● Listed entries:

_ _ _ _ _ _ _

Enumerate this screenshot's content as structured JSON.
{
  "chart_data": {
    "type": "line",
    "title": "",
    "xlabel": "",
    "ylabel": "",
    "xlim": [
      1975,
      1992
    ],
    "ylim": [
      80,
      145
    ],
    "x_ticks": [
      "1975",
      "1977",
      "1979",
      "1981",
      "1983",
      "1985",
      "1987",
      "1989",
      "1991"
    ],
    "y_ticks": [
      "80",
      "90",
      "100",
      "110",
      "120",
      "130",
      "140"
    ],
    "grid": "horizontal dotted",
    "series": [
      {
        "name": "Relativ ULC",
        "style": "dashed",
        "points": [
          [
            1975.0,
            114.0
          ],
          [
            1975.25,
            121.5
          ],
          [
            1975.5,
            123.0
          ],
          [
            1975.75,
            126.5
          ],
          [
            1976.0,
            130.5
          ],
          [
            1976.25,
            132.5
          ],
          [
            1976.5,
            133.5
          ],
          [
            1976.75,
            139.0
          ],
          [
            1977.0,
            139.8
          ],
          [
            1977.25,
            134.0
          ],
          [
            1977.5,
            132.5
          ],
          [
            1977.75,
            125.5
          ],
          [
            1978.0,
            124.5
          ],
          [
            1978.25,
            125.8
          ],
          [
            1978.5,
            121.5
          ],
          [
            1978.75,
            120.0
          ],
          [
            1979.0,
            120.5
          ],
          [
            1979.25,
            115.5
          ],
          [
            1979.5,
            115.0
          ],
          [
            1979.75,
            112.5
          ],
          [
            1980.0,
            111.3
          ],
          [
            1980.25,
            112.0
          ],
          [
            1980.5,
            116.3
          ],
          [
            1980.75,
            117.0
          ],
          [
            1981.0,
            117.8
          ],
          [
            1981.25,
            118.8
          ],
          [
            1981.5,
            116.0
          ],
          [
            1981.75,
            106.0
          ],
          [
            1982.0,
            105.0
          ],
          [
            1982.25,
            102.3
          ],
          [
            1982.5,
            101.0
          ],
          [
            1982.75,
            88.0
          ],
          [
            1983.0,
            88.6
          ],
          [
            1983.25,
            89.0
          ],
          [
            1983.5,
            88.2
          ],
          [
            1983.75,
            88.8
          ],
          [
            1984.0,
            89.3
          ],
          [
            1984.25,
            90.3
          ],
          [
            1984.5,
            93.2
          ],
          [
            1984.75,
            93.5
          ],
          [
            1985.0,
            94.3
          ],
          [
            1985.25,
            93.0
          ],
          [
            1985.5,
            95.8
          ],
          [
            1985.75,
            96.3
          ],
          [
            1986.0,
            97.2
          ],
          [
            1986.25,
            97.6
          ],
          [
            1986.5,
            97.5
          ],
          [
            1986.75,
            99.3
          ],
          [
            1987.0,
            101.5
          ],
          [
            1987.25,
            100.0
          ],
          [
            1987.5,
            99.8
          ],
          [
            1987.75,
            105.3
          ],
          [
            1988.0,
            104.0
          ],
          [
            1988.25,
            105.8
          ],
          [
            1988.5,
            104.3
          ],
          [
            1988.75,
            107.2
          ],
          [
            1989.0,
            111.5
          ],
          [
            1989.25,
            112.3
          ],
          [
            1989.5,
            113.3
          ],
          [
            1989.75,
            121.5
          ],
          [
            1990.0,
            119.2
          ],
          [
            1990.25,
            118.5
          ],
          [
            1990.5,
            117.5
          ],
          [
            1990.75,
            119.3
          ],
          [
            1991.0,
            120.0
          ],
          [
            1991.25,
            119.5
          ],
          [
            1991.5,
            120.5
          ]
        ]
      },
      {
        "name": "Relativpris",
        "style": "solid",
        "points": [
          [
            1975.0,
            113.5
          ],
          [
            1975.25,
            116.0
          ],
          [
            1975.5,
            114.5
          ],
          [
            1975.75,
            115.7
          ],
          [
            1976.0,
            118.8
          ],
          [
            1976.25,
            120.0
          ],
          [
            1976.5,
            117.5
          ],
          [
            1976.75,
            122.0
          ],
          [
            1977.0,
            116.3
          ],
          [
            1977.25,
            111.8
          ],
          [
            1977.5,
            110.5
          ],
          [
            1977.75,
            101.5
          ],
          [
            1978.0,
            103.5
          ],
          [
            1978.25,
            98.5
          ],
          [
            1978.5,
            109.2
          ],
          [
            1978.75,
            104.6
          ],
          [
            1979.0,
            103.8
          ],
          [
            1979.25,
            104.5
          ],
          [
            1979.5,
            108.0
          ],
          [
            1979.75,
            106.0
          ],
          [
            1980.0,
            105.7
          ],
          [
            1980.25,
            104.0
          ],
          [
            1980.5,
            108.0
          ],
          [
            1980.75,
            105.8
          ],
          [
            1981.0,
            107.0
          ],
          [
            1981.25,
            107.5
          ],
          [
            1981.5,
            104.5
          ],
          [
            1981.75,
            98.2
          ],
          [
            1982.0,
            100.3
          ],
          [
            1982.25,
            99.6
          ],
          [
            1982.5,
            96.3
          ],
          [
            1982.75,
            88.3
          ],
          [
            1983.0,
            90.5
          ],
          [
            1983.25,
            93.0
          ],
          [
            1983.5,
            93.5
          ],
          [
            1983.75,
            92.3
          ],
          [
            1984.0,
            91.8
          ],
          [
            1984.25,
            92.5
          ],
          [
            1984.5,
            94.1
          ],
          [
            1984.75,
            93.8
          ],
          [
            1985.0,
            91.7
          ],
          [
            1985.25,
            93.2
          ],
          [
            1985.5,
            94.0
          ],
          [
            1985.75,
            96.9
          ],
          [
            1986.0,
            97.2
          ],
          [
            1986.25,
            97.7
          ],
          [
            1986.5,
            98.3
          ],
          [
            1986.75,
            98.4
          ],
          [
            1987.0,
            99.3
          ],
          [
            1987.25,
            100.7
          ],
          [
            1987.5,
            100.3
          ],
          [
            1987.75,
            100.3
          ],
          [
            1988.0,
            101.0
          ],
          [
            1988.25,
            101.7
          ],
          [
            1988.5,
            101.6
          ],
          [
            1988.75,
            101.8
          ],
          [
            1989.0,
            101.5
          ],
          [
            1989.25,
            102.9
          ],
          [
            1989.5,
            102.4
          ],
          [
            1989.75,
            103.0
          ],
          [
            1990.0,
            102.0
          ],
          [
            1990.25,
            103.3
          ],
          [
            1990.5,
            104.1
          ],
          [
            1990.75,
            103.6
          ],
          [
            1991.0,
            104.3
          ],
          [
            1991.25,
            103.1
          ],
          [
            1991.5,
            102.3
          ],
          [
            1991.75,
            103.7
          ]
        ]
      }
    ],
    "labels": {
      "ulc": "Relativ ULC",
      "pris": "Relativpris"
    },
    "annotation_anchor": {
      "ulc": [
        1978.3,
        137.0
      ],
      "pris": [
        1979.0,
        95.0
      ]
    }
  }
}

_ _ _ _ _ _ _

● Brief:
The records above should be repeated in full, exactly as given.

● Answer in full:
Enumerate this screenshot's content as structured JSON.
{
  "chart_data": {
    "type": "line",
    "title": "",
    "xlabel": "",
    "ylabel": "",
    "xlim": [
      1975,
      1992
    ],
    "ylim": [
      80,
      145
    ],
    "x_ticks": [
      "1975",
      "1977",
      "1979",
      "1981",
      "1983",
      "1985",
      "1987",
      "1989",
      "1991"
    ],
    "y_ticks": [
      "80",
      "90",
      "100",
      "110",
      "120",
      "130",
      "140"
    ],
    "grid": "horizontal dotted",
    "series": [
      {
        "name": "Relativ ULC",
        "style": "dashed",
        "points": [
          [
            1975.0,
            114.0
          ],
          [
            1975.25,
            121.5
          ],
          [
            1975.5,
            123.0
          ],
          [
            1975.75,
            126.5
          ],
          [
            1976.0,
            130.5
          ],
          [
            1976.25,
            132.5
          ],
          [
            1976.5,
            133.5
          ],
          [
            1976.75,
            139.0
          ],
          [
            1977.0,
            139.8
          ],
          [
            1977.25,
            134.0
          ],
          [
            1977.5,
            132.5
          ],
          [
            1977.75,
            125.5
          ],
          [
            1978.0,
            124.5
          ],
          [
            1978.25,
            125.8
          ],
          [
            1978.5,
            121.5
          ],
          [
            1978.75,
            120.0
          ],
          [
            1979.0,
            120.5
          ],
          [
            1979.25,
            115.5
          ],
          [
            1979.5,
            115.0
          ],
          [
            1979.75,
            112.5
          ],
          [
            1980.0,
            111.3
          ],
          [
            1980.25,
            112.0
          ],
          [
            1980.5,
            116.3
          ],
          [
            1980.75,
            117.0
          ],
          [
            1981.0,
            117.8
          ],
          [
            1981.25,
            118.8
          ],
          [
            1981.5,
            116.0
          ],
          [
            1981.75,
            106.0
          ],
          [
            1982.0,
            105.0
          ],
          [
            1982.25,
            102.3
          ],
          [
            1982.5,
            101.0
          ],
          [
            1982.75,
            88.0
          ],
          [
            1983.0,
            88.6
          ],
          [
            1983.25,
            89.0
          ],
          [
            1983.5,
            88.2
          ],
          [
            1983.75,
            88.8
          ],
          [
            1984.0,
            89.3
          ],
          [
            1984.25,
            90.3
          ],
          [
            1984.5,
            93.2
          ],
          [
            1984.75,
            93.5
          ],
          [
            1985.0,
            94.3
          ],
          [
            1985.25,
            93.0
          ],
          [
            1985.5,
            95.8
          ],
          [
            1985.75,
            96.3
          ],
          [
            1986.0,
            97.2
          ],
          [
            1986.25,
            97.6
          ],
          [
            1986.5,
            97.5
          ],
          [
            1986.75,
            99.3
          ],
          [
            1987.0,
            101.5
          ],
          [
            1987.25,
            100.0
          ],
          [
            1987.5,
            99.8
          ],
          [
            1987.75,
            105.3
          ],
          [
            1988.0,
            104.0
          ],
          [
            1988.25,
            105.8
          ],
          [
            1988.5,
            104.3
          ],
          [
            1988.75,
            107.2
          ],
          [
            1989.0,
            111.5
          ],
          [
            1989.25,
            112.3
          ],
          [
            1989.5,
            113.3
          ],
          [
            1989.75,
            121.5
          ],
          [
            1990.0,
            119.2
          ],
          [
            1990.25,
            118.5
          ],
          [
            1990.5,
            117.5
          ],
          [
            1990.75,
            119.3
          ],
          [
            1991.0,
            120.0
          ],
          [
            1991.25,
            119.5
          ],
          [
            1991.5,
            120.5
          ]
        ]
      },
      {
        "name": "Relativpris",
        "style": "solid",
        "points": [
          [
            1975.0,
            113.5
          ],
          [
            1975.25,
            116.0
          ],
          [
            1975.5,
            114.5
          ],
          [
            1975.75,
            115.7
          ],
          [
            1976.0,
            118.8
          ],
          [
            1976.25,
            120.0
          ],
          [
            1976.5,
            117.5
          ],
          [
            1976.75,
            122.0
          ],
          [
            1977.0,
            116.3
          ],
          [
            1977.25,
            111.8
          ],
          [
            1977.5,
            110.5
          ],
          [
            1977.75,
            101.5
          ],
          [
            1978.0,
            103.5
          ],
          [
            1978.25,
            98.5
          ],
          [
            1978.5,
            109.2
          ],
          [
            1978.75,
            104.6
          ],
          [
            1979.0,
            103.8
          ],
          [
            1979.25,
            104.5
          ],
          [
            1979.5,
            108.0
          ],
          [
            1979.75,
            106.0
          ],
          [
            1980.0,
            105.7
          ],
          [
            1980.25,
            104.0
          ],
          [
            1980.5,
            108.0
          ],
          [
            1980.75,
            105.8
          ],
          [
            1981.0,
            107.0
          ],
          [
            1981.25,
            107.5
          ],
          [
            1981.5,
            104.5
          ],
          [
            1981.75,
            98.2
          ],
          [
            1982.0,
            100.3
          ],
          [
            1982.25,
            99.6
          ],
          [
            1982.5,
            96.3
          ],
          [
            1982.75,
            88.3
          ],
          [
            1983.0,
            90.5
          ],
          [
            1983.25,
            93.0
          ],
          [
            1983.5,
            93.5
          ],
          [
            1983.75,
            92.3
          ],
          [
            1984.0,
            91.8
          ],
          [
            1984.25,
            92.5
          ],
          [
            1984.5,
            94.1
          ],
          [
            1984.75,
            93.8
          ],
          [
            1985.0,
            91.7
          ],
          [
            1985.25,
            93.2
          ],
          [
            1985.5,
            94.0
          ],
          [
            1985.75,
            96.9
          ],
          [
            1986.0,
            97.2
          ],
          [
            1986.25,
            97.7
          ],
          [
            1986.5,
            98.3
          ],
          [
            1986.75,
            98.4
          ],
          [
            1987.0,
            99.3
          ],
          [
            1987.25,
            100.7
          ],
          [
            1987.5,
            100.3
          ],
          [
            1987.75,
            100.3
          ],
          [
            1988.0,
            101.0
          ],
          [
            1988.25,
            101.7
          ],
          [
            1988.5,
            101.6
          ],
          [
            1988.75,
            101.8
          ],
          [
            1989.0,
            101.5
          ],
          [
            1989.25,
            102.9
          ],
          [
            1989.5,
            102.4
          ],
          [
            1989.75,
            103.0
          ],
          [
            1990.0,
            102.0
          ],
          [
            1990.25,
            103.3
          ],
          [
            1990.5,
            104.1
          ],
          [
            1990.75,
            103.6
          ],
          [
            1991.0,
            104.3
          ],
          [
            1991.25,
            103.1
          ],
          [
            1991.5,
            102.3
          ],
          [
            1991.75,
            103.7
          ]
        ]
      }
    ],
    "labels": {
      "ulc": "Relativ ULC",
      "pris": "Relativpris"
    },
    "annotation_anchor": {
      "ulc": [
        1978.3,
        137.0
      ],
      "pris": [
        1979.0,
        95.0
      ]
    }
  }
}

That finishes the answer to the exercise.